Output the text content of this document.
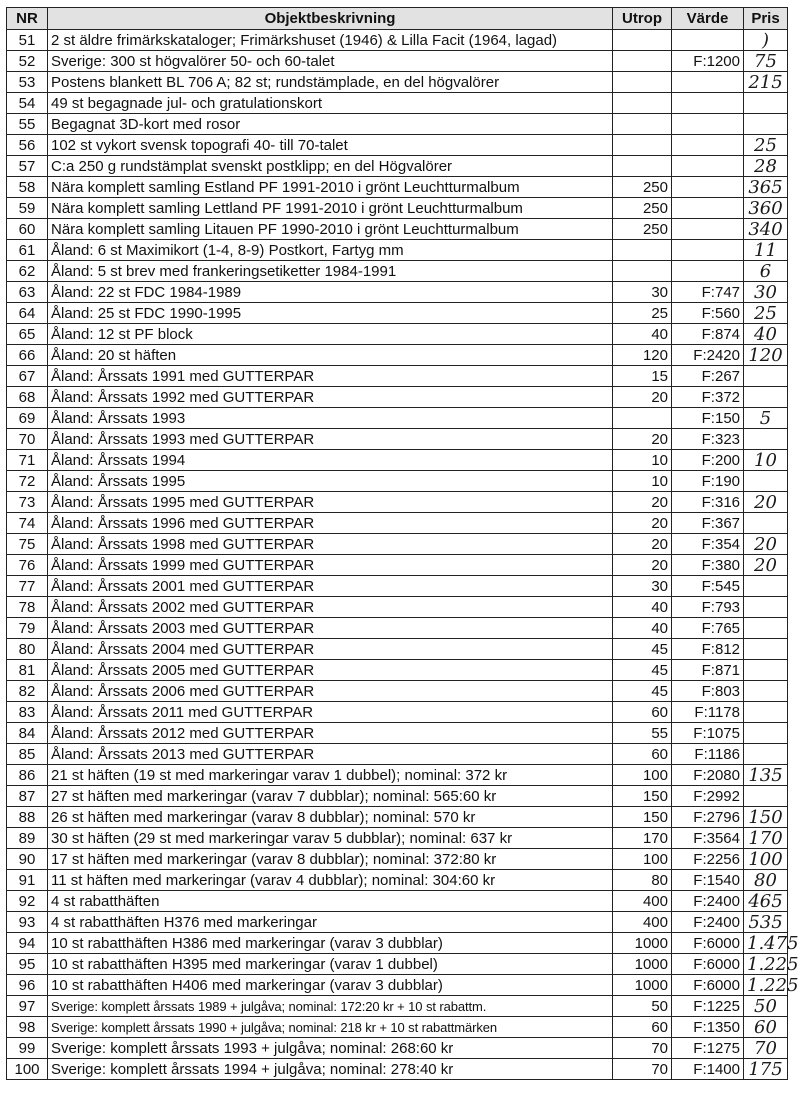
NR	Objektbeskrivning	Utrop	Värde	Pris
51	2 st äldre frimärkskataloger; Frimärkshuset (1946) & Lilla Facit (1964, lagad)			)
52	Sverige: 300 st högvalörer 50- och 60-talet		F:1200	75
53	Postens blankett BL 706 A; 82 st; rundstämplade, en del högvalörer			215
54	49 st begagnade jul- och gratulationskort			
55	Begagnat 3D-kort med rosor			
56	102 st vykort svensk topografi 40- till 70-talet			25
57	C:a 250 g rundstämplat svenskt postklipp; en del Högvalörer			28
58	Nära komplett samling Estland PF 1991-2010 i grönt Leuchtturmalbum	250		365
59	Nära komplett samling Lettland PF 1991-2010 i grönt Leuchtturmalbum	250		360
60	Nära komplett samling Litauen PF 1990-2010 i grönt Leuchtturmalbum	250		340
61	Åland: 6 st Maximikort (1-4, 8-9) Postkort, Fartyg mm			11
62	Åland: 5 st brev med frankeringsetiketter 1984-1991			6
63	Åland: 22 st FDC 1984-1989	30	F:747	30
64	Åland: 25 st FDC 1990-1995	25	F:560	25
65	Åland: 12 st PF block	40	F:874	40
66	Åland: 20 st häften	120	F:2420	120
67	Åland: Årssats 1991 med GUTTERPAR	15	F:267	
68	Åland: Årssats 1992 med GUTTERPAR	20	F:372	
69	Åland: Årssats 1993		F:150	5
70	Åland: Årssats 1993 med GUTTERPAR	20	F:323	
71	Åland: Årssats 1994	10	F:200	10
72	Åland: Årssats 1995	10	F:190	
73	Åland: Årssats 1995 med GUTTERPAR	20	F:316	20
74	Åland: Årssats 1996 med GUTTERPAR	20	F:367	
75	Åland: Årssats 1998 med GUTTERPAR	20	F:354	20
76	Åland: Årssats 1999 med GUTTERPAR	20	F:380	20
77	Åland: Årssats 2001 med GUTTERPAR	30	F:545	
78	Åland: Årssats 2002 med GUTTERPAR	40	F:793	
79	Åland: Årssats 2003 med GUTTERPAR	40	F:765	
80	Åland: Årssats 2004 med GUTTERPAR	45	F:812	
81	Åland: Årssats 2005 med GUTTERPAR	45	F:871	
82	Åland: Årssats 2006 med GUTTERPAR	45	F:803	
83	Åland: Årssats 2011 med GUTTERPAR	60	F:1178	
84	Åland: Årssats 2012 med GUTTERPAR	55	F:1075	
85	Åland: Årssats 2013 med GUTTERPAR	60	F:1186	
86	21 st häften (19 st med markeringar varav 1 dubbel); nominal: 372 kr	100	F:2080	135
87	27 st häften med markeringar (varav 7 dubblar); nominal: 565:60 kr	150	F:2992	
88	26 st häften med markeringar (varav 8 dubblar); nominal: 570 kr	150	F:2796	150
89	30 st häften (29 st med markeringar varav 5 dubblar); nominal: 637 kr	170	F:3564	170
90	17 st häften med markeringar (varav 8 dubblar); nominal: 372:80 kr	100	F:2256	100
91	11 st häften med markeringar (varav 4 dubblar); nominal: 304:60 kr	80	F:1540	80
92	4 st rabatthäften	400	F:2400	465
93	4 st rabatthäften H376 med markeringar	400	F:2400	535
94	10 st rabatthäften H386 med markeringar (varav 3 dubblar)	1000	F:6000	1.475
95	10 st rabatthäften H395 med markeringar (varav 1 dubbel)	1000	F:6000	1.225
96	10 st rabatthäften H406 med markeringar (varav 3 dubblar)	1000	F:6000	1.225
97	Sverige: komplett årssats 1989 + julgåva; nominal: 172:20 kr + 10 st rabattm.	50	F:1225	50
98	Sverige: komplett årssats 1990 + julgåva; nominal: 218 kr + 10 st rabattmärken	60	F:1350	60
99	Sverige: komplett årssats 1993 + julgåva; nominal: 268:60 kr	70	F:1275	70
100	Sverige: komplett årssats 1994 + julgåva; nominal: 278:40 kr	70	F:1400	175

#### TO DO
In the records above, collect each line with "dubblar".

#### EXERCISE ANSWER
87	27 st häften med markeringar (varav 7 dubblar); nominal: 565:60 kr	150	F:2992	
88	26 st häften med markeringar (varav 8 dubblar); nominal: 570 kr	150	F:2796	150
89	30 st häften (29 st med markeringar varav 5 dubblar); nominal: 637 kr	170	F:3564	170
90	17 st häften med markeringar (varav 8 dubblar); nominal: 372:80 kr	100	F:2256	100
91	11 st häften med markeringar (varav 4 dubblar); nominal: 304:60 kr	80	F:1540	80
94	10 st rabatthäften H386 med markeringar (varav 3 dubblar)	1000	F:6000	1.475
96	10 st rabatthäften H406 med markeringar (varav 3 dubblar)	1000	F:6000	1.225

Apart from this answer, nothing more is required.